» **RECORD EXTRACTS**
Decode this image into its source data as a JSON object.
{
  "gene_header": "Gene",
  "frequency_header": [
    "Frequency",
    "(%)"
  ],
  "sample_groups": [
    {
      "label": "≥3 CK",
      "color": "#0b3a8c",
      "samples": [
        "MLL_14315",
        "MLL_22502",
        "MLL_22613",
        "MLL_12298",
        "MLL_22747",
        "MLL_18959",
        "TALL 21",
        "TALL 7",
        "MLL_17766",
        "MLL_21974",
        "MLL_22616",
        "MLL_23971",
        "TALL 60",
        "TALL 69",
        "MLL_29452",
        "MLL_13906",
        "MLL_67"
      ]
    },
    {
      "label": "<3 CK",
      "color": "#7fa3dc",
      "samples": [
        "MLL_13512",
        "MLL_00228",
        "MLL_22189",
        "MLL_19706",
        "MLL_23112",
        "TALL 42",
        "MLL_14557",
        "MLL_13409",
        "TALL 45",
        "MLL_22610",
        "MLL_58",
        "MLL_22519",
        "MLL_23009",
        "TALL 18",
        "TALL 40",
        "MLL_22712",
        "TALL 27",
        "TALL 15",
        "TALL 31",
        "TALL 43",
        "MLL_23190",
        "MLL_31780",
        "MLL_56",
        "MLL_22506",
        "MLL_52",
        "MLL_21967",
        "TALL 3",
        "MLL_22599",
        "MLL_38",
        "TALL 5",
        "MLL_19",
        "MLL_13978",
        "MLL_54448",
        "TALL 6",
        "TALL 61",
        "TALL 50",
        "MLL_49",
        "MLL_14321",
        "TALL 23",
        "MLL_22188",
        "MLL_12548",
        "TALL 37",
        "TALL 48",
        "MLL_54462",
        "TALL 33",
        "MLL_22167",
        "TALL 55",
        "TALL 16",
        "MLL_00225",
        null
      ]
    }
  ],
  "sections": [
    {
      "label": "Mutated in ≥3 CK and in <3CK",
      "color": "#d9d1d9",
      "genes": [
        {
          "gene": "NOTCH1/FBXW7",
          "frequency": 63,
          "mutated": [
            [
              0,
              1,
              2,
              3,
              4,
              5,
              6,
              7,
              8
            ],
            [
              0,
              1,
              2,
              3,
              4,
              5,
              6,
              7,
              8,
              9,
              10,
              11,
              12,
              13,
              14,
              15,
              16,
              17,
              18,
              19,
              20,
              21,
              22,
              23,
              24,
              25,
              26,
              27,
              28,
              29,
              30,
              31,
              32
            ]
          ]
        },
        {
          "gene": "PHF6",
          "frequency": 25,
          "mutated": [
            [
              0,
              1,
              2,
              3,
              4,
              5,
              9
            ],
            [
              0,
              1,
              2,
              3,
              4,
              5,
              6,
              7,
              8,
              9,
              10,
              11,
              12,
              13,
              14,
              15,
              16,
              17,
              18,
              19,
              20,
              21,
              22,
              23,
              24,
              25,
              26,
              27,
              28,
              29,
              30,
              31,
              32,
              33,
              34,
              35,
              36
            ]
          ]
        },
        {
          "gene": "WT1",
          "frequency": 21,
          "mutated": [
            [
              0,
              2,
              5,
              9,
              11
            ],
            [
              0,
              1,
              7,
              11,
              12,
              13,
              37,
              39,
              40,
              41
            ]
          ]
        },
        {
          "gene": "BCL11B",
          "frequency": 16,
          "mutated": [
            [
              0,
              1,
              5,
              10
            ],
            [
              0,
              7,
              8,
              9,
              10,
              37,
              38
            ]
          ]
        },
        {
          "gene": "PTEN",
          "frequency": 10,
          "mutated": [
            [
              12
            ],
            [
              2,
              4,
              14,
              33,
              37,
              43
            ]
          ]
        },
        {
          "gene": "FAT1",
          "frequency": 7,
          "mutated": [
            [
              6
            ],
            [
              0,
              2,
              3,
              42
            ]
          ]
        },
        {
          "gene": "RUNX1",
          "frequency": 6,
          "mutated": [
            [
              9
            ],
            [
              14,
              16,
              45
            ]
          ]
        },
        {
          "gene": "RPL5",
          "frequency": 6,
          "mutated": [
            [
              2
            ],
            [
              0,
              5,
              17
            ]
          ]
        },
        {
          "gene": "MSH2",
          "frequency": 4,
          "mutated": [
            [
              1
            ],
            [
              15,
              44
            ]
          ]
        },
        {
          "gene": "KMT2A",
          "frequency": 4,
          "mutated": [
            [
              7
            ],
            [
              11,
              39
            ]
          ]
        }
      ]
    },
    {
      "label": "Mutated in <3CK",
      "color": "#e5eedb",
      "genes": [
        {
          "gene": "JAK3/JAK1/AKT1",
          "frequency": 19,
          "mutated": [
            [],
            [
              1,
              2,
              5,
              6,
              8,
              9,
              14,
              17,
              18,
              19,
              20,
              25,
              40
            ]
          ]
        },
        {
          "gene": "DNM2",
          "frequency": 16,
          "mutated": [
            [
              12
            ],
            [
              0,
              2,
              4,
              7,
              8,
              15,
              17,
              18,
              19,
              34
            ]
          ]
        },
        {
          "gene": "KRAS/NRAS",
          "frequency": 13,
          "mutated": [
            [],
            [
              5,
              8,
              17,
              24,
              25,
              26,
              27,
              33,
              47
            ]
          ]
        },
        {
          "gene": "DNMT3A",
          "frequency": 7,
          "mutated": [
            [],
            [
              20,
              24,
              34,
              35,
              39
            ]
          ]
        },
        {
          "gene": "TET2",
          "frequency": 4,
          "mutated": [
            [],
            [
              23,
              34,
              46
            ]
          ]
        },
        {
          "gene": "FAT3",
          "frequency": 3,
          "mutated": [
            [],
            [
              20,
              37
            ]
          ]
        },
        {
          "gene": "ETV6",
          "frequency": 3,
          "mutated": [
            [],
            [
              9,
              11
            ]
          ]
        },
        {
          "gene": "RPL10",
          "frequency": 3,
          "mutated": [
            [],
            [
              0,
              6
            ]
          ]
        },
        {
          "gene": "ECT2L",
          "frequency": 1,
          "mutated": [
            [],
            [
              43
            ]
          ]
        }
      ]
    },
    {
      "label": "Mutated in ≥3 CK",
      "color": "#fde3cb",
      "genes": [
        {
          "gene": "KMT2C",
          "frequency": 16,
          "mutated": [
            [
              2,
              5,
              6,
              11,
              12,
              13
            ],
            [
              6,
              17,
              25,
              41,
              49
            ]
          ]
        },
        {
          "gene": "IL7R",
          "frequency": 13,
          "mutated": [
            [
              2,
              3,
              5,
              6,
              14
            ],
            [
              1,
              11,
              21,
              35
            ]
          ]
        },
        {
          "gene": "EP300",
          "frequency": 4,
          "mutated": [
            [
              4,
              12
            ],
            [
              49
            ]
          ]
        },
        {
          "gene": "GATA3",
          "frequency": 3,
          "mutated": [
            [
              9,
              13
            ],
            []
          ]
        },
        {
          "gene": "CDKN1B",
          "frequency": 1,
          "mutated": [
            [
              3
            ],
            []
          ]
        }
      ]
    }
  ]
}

» **TRY IT**
Nothing but the lines holding the word "label" should be returned from the listing above.

» **RESPONSE TO THE EXERCISE**
      "label": "≥3 CK",
      "label": "<3 CK",
      "label": "Mutated in ≥3 CK and in <3CK",
      "label": "Mutated in <3CK",
      "label": "Mutated in ≥3 CK",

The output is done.